Arne Slot analiza el mercado tras la derrota del Liverpool en Old Trafford
Arne Slot no se escondió tras el 3-2 en Old Trafford. El técnico del Liverpool reconoció que el equipo dejó al descubierto demasiadas grietas ante Manchester United y que el verano será clave para taparlas. No solo en el campo de entrenamiento. También en el mercado.
Quedan tres partidos para que el Liverpool cierre la temporada y, pese a la derrota, la clasificación para la próxima Champions League está prácticamente encarrilada. Falta el sello matemático, pero el diagnóstico del entrenador ya está hecho.
Un Liverpool expuesto y sin red
El 3-2 ante United dolió menos por el marcador que por la sensación. Durante muchos tramos, el Liverpool fue superado y castigado a la contra. Slot lo admitió sin rodeos en la rueda de prensa previa al duelo del sábado ante Chelsea.

## TU TAREA
Indica si cada afirmación coincide con el texto de estudio, contestando sí o no y citando tal cual las palabras del texto que lo deciden. (a) El Liverpool perdió por 3-2 ante el Manchester United. (b) Al Liverpool le quedan cinco partidos para terminar la temporada. (c) El Liverpool ya tiene asegurada matemáticamente la plaza para la próxima Champions League.

(Entradas de la colección)
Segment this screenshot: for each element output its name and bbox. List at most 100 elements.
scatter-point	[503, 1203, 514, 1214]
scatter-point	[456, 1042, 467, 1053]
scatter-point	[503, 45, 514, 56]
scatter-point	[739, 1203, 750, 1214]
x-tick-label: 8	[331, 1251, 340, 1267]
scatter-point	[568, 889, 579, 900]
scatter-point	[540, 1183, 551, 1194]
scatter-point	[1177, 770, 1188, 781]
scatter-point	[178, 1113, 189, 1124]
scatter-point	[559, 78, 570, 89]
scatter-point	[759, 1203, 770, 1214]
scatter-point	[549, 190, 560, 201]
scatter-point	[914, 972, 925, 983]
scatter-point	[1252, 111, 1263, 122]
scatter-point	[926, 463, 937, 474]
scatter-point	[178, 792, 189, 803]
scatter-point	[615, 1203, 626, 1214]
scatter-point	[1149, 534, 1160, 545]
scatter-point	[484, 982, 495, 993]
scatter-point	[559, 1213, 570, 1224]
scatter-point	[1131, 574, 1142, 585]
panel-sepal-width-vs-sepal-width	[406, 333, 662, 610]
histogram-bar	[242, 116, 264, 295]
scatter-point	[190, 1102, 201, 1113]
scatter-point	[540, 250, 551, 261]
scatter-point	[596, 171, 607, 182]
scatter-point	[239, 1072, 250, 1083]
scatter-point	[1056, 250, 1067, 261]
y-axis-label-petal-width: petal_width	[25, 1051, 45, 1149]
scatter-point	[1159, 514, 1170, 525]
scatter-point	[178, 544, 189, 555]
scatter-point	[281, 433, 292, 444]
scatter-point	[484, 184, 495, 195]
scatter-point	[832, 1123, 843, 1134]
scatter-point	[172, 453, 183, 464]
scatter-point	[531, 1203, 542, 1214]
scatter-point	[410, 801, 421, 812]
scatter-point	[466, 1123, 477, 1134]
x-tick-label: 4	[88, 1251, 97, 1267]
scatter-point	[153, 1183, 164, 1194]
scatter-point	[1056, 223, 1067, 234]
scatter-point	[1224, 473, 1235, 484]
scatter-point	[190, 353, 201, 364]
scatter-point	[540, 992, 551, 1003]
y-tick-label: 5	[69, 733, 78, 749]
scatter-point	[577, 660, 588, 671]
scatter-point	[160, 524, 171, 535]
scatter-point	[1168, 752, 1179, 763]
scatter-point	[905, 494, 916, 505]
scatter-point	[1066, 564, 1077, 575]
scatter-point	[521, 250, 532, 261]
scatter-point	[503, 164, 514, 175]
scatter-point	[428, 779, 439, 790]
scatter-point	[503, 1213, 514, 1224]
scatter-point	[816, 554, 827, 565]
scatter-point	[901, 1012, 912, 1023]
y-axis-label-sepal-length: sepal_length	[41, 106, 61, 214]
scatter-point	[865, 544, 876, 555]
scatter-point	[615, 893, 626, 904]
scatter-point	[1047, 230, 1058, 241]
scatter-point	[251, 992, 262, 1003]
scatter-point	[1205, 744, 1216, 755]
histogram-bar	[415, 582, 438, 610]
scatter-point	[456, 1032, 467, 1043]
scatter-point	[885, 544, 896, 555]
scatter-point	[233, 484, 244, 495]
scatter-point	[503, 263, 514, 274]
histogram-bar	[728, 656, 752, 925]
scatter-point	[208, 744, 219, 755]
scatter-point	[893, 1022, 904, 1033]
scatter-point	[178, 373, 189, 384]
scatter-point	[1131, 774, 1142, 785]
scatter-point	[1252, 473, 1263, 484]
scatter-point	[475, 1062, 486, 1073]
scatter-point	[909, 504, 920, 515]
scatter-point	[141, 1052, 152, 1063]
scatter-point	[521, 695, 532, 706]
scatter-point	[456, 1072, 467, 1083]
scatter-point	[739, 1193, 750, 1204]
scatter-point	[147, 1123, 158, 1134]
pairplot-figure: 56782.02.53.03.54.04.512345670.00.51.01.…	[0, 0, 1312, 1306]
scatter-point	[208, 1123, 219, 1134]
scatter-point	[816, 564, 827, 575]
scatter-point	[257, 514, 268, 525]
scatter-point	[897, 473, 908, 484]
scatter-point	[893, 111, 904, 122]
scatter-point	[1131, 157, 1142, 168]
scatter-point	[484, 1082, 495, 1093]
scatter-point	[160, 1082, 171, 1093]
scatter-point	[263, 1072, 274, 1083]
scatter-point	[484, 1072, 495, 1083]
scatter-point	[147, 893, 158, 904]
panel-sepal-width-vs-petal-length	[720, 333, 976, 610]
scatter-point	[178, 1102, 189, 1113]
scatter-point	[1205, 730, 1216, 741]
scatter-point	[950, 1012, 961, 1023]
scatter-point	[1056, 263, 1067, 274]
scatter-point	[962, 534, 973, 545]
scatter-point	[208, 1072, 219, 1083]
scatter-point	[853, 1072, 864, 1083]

## RESPUESTA
(a) Sí: "El 3-2 ante United dolió menos por el marcador que por la sensación."
(b) No: "Quedan tres partidos para que el Liverpool cierre la temporada".
(c) No: "Falta el sello matemático".